### Records supplied
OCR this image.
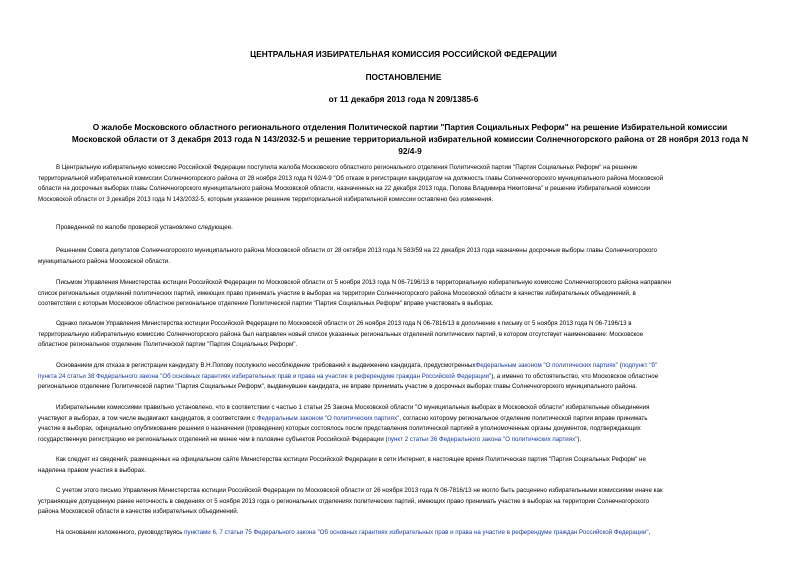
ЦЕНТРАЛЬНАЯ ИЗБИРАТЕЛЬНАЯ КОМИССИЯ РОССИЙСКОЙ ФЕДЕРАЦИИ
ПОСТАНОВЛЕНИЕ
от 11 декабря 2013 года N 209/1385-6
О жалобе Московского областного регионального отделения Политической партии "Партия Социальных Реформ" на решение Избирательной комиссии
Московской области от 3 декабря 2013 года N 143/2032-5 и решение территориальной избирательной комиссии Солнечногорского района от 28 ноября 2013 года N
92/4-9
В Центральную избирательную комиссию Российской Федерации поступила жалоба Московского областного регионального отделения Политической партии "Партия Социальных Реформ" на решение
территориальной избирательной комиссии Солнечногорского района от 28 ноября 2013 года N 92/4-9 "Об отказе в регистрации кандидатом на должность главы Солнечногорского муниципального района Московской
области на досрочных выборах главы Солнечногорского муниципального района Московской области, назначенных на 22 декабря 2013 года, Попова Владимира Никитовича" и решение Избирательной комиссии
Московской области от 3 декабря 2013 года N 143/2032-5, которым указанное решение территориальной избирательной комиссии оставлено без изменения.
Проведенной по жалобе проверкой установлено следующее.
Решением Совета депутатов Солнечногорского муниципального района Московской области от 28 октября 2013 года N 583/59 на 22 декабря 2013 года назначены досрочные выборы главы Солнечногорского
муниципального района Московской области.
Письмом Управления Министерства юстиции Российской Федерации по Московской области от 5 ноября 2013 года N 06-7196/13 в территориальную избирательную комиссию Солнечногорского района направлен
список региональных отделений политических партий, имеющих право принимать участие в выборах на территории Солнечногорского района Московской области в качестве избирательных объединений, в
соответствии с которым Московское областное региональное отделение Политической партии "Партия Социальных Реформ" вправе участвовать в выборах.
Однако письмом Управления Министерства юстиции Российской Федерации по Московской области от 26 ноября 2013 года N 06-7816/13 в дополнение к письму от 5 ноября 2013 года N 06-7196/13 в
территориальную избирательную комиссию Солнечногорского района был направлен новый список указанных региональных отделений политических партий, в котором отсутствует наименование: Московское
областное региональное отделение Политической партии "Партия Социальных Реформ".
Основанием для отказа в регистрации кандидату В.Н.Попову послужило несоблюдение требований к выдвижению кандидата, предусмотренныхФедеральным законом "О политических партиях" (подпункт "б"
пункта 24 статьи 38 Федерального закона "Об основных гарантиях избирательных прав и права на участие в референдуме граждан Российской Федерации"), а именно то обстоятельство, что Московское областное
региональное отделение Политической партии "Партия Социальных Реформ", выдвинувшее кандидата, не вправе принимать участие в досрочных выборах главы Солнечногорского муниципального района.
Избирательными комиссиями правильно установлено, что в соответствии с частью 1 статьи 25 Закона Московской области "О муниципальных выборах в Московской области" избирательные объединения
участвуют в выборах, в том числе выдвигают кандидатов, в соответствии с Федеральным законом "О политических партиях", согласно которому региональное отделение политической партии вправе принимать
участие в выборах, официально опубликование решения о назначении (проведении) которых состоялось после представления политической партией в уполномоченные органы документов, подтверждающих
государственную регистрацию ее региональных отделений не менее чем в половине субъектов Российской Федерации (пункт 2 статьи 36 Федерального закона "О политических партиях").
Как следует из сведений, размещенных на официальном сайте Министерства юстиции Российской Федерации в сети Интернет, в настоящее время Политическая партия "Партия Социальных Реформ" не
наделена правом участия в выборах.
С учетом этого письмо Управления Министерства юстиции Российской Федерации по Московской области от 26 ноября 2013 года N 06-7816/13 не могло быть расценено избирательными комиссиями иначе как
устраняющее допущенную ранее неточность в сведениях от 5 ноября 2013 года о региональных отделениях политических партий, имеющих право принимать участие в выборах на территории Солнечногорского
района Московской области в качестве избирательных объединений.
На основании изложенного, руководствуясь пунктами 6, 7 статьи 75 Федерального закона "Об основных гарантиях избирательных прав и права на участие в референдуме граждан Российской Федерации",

### What is being asked
From the entries above, pull out each line that includes "которым".

### Output for this task
Московской области от 3 декабря 2013 года N 143/2032-5, которым указанное решение территориальной избирательной комиссии оставлено без изменения.
соответствии с которым Московское областное региональное отделение Политической партии "Партия Социальных Реформ" вправе участвовать в выборах.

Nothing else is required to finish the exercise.